▶ EXTRACTED INFORMATION:

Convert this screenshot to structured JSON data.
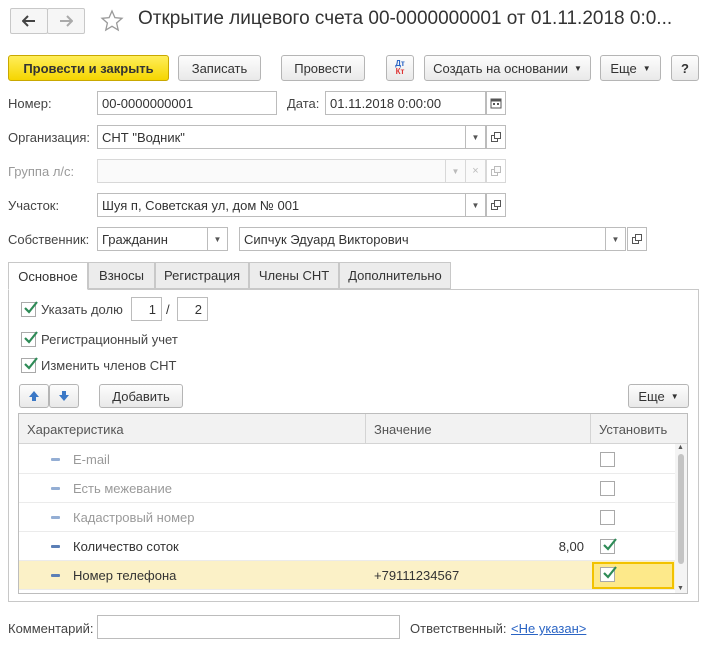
{
  "header": {
    "title": "Открытие лицевого счета 00-0000000001 от 01.11.2018 0:0..."
  },
  "toolbar": {
    "post_close": "Провести и закрыть",
    "save": "Записать",
    "post": "Провести",
    "dtkt_top": "Дт",
    "dtkt_bottom": "Кт",
    "create_based": "Создать на основании",
    "more": "Еще",
    "help": "?"
  },
  "form": {
    "number_label": "Номер:",
    "number_value": "00-0000000001",
    "date_label": "Дата:",
    "date_value": "01.11.2018  0:00:00",
    "org_label": "Организация:",
    "org_value": "СНТ \"Водник\"",
    "group_label": "Группа л/с:",
    "group_value": "",
    "plot_label": "Участок:",
    "plot_value": "Шуя п, Советская ул, дом № 001",
    "owner_label": "Собственник:",
    "owner_type": "Гражданин",
    "owner_name": "Сипчук Эдуард Викторович"
  },
  "tabs": [
    {
      "label": "Основное"
    },
    {
      "label": "Взносы"
    },
    {
      "label": "Регистрация"
    },
    {
      "label": "Члены СНТ"
    },
    {
      "label": "Дополнительно"
    }
  ],
  "main": {
    "share_label": "Указать долю",
    "share_num": "1",
    "share_sep": "/",
    "share_den": "2",
    "reg_label": "Регистрационный учет",
    "members_label": "Изменить членов СНТ",
    "add_label": "Добавить",
    "more_label": "Еще"
  },
  "table": {
    "columns": [
      "Характеристика",
      "Значение",
      "Установить"
    ],
    "rows": [
      {
        "name": "E-mail",
        "value": "",
        "checked": false
      },
      {
        "name": "Есть межевание",
        "value": "",
        "checked": false
      },
      {
        "name": "Кадастровый номер",
        "value": "",
        "checked": false
      },
      {
        "name": "Количество соток",
        "value": "8,00",
        "checked": true
      },
      {
        "name": "Номер телефона",
        "value": "+79111234567",
        "checked": true
      }
    ]
  },
  "footer": {
    "comment_label": "Комментарий:",
    "comment_value": "",
    "responsible_label": "Ответственный:",
    "responsible_value": "<Не указан>"
  },
  "colors": {
    "primary_button": "#f5d500",
    "link": "#2a64c4",
    "selected_row": "#fbf1c7",
    "check": "#2e8b57"
  }
}
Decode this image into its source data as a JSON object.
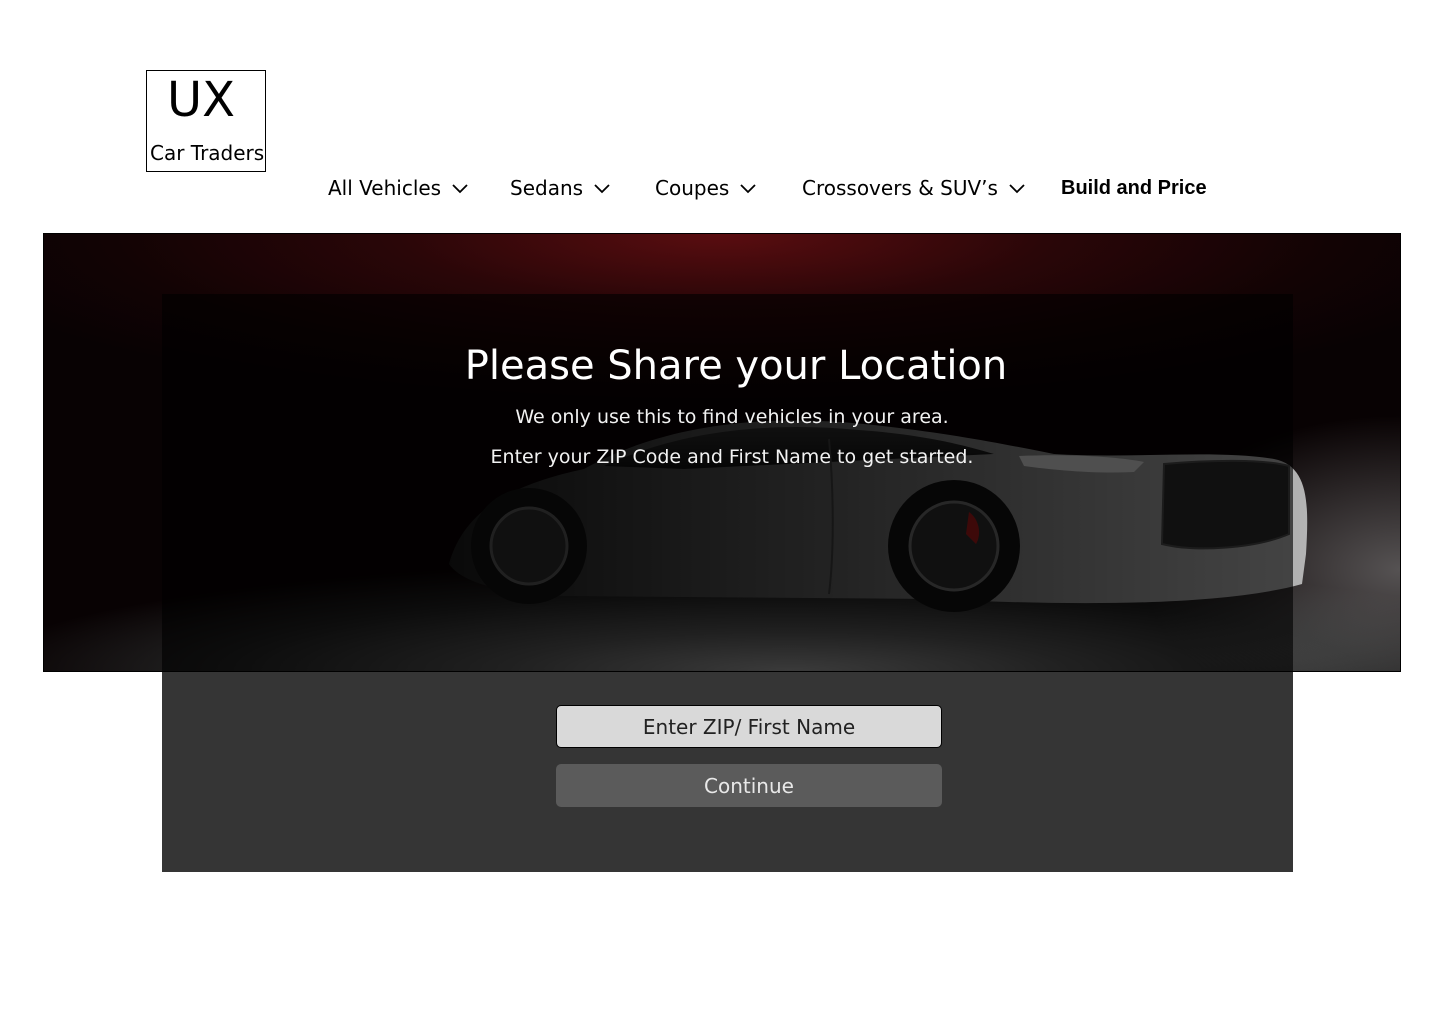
{
  "logo": {
    "mark": "UX",
    "name": "Car Traders"
  },
  "nav": {
    "items": [
      {
        "label": "All Vehicles",
        "has_dropdown": true
      },
      {
        "label": "Sedans",
        "has_dropdown": true
      },
      {
        "label": "Coupes",
        "has_dropdown": true
      },
      {
        "label": "Crossovers & SUV’s",
        "has_dropdown": true
      },
      {
        "label": "Build and Price",
        "has_dropdown": false
      }
    ],
    "chevron_icon": "chevron-down-icon"
  },
  "hero": {
    "image": "dark-sports-coupe-photo",
    "accent_color": "#5a0d10"
  },
  "location_prompt": {
    "title": "Please Share your Location",
    "line1": "We only use this to find vehicles in your area.",
    "line2": "Enter your ZIP Code and First Name to get started.",
    "input_placeholder": "Enter ZIP/ First Name",
    "input_value": "",
    "button_label": "Continue"
  },
  "colors": {
    "panel_overlay": "rgba(0,0,0,0.62)",
    "panel_bottom": "#353535",
    "input_bg": "#d9d9d9",
    "button_bg": "#5b5b5b"
  }
}
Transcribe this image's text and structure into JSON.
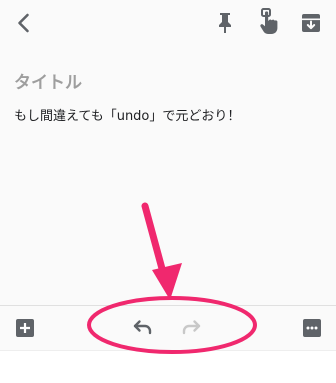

▶ WHAT YOU ARE ASKED TO DO:
State how many lines of the listing hold the string "Enter"; reply with the number and nothing else.

▶ CORRECT ANSWER:
2